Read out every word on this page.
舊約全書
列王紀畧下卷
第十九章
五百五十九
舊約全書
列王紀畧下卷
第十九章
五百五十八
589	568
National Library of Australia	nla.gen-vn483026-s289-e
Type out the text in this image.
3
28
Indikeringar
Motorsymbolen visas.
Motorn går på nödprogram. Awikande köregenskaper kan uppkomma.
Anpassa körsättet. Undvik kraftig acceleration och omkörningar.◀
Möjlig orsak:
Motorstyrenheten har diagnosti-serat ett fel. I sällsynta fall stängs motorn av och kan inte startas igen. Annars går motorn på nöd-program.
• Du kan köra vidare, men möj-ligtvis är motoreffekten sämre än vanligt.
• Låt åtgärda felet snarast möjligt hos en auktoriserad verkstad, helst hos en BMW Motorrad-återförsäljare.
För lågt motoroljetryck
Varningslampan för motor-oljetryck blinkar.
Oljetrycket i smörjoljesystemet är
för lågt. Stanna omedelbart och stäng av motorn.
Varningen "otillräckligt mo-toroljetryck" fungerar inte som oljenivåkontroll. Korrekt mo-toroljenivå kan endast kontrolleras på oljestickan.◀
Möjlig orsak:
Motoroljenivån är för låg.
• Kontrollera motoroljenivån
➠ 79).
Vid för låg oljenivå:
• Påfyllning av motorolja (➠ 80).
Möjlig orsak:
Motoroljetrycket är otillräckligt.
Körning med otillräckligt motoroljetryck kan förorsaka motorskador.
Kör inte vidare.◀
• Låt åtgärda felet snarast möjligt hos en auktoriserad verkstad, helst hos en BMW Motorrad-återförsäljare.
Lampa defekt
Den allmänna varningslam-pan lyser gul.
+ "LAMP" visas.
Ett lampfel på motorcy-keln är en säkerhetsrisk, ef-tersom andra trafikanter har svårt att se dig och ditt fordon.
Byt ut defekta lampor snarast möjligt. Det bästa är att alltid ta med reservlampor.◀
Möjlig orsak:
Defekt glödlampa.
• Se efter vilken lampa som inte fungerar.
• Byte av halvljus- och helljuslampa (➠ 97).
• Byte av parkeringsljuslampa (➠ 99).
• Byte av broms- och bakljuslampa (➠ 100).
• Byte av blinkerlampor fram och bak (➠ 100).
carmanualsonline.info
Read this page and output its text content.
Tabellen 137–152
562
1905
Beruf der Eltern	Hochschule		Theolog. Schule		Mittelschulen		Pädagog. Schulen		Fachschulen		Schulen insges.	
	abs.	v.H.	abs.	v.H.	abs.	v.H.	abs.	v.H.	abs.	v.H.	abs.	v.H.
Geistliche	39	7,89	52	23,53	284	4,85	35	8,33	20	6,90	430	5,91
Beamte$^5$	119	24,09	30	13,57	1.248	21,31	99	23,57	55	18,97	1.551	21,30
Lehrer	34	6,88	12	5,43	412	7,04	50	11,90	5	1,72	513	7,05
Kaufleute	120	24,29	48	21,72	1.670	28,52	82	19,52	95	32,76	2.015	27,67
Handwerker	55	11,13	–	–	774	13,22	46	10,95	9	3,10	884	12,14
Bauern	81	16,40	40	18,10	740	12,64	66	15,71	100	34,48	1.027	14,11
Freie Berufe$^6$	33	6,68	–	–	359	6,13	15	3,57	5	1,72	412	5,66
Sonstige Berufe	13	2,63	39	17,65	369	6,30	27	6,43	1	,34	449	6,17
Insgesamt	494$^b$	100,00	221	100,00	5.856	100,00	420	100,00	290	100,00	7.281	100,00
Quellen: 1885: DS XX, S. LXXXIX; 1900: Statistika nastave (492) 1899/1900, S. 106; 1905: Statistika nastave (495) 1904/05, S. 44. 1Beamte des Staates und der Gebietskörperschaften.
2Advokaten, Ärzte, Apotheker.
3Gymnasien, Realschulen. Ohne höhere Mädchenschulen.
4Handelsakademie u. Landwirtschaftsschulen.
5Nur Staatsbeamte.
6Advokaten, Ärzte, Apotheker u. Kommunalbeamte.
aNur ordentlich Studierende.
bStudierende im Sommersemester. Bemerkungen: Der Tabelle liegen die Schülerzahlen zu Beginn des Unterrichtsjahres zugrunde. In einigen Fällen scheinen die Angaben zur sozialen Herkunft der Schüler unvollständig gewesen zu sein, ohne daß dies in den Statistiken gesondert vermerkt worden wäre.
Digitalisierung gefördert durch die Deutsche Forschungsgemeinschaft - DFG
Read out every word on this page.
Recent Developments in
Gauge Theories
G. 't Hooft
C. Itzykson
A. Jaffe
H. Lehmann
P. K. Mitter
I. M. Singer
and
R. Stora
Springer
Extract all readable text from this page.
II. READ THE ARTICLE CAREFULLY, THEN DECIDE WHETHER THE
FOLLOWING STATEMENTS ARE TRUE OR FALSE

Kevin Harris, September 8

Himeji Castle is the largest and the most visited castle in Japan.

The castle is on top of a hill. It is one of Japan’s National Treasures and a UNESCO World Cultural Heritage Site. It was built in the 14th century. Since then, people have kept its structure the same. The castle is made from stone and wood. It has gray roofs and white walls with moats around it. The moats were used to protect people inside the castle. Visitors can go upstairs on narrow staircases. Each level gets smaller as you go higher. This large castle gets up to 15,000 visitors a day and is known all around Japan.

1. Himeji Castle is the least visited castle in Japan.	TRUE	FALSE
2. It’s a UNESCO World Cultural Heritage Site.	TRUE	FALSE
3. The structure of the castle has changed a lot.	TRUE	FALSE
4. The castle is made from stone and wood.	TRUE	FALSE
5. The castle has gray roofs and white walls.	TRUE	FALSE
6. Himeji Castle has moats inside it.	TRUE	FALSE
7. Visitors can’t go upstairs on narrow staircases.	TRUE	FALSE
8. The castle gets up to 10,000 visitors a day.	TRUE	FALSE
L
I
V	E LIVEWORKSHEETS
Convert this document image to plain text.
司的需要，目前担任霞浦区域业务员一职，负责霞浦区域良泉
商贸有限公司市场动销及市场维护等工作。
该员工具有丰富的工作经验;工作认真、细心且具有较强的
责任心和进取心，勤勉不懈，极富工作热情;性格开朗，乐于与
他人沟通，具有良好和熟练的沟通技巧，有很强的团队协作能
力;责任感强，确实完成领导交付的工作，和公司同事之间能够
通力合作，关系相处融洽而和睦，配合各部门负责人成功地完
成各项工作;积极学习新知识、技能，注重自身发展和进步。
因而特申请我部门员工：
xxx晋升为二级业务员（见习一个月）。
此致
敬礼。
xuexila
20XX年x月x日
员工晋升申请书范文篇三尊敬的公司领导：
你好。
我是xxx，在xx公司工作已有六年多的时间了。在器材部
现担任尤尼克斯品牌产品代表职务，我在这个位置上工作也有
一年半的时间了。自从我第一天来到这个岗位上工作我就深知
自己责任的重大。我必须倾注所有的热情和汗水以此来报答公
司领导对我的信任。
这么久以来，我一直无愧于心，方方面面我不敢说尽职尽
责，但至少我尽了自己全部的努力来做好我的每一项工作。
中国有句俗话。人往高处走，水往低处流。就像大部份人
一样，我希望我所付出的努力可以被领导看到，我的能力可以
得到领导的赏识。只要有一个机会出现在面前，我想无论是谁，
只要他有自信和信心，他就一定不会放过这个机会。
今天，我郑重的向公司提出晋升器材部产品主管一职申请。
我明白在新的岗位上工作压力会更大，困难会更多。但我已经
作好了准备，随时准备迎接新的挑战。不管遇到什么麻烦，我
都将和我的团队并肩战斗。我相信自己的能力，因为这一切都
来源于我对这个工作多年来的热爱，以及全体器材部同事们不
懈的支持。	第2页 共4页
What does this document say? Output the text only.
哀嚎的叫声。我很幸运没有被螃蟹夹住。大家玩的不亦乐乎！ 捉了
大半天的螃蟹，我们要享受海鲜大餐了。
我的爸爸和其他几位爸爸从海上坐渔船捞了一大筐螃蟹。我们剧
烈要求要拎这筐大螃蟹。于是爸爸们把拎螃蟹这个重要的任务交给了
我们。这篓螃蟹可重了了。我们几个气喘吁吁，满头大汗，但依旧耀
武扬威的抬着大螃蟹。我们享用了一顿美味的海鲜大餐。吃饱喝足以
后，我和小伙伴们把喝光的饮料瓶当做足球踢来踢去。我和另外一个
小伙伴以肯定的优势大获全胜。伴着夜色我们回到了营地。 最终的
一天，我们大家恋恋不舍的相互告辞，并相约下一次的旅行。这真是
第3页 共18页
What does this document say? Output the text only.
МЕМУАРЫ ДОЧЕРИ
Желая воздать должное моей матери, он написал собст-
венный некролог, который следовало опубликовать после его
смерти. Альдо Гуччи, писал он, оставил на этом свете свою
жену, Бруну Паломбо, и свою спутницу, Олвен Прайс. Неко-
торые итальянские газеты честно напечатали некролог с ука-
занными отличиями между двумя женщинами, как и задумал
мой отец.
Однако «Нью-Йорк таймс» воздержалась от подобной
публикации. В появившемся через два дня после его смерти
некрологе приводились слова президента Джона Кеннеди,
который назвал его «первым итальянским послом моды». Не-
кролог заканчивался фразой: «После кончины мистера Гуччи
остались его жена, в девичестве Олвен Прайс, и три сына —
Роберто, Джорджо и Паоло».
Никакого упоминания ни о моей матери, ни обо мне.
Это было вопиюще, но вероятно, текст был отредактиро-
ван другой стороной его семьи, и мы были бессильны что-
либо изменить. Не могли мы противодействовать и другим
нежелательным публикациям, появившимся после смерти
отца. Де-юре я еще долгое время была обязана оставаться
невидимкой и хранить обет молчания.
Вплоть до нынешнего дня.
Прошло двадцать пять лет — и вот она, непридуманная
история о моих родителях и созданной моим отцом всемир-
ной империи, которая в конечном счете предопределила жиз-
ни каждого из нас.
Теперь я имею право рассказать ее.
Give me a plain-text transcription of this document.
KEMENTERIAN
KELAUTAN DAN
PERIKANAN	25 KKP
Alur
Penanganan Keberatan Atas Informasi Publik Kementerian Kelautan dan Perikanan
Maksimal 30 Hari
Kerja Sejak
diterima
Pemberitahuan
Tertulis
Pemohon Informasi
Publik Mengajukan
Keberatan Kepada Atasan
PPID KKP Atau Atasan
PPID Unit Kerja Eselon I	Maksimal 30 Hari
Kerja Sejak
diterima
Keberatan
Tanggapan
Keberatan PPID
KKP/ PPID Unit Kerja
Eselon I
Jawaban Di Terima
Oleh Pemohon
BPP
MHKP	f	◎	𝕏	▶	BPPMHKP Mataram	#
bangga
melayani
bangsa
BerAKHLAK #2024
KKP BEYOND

_Short problem_. Find every line holding the word "Cultural"; give their count and nothing else.

_Complete answer_. 2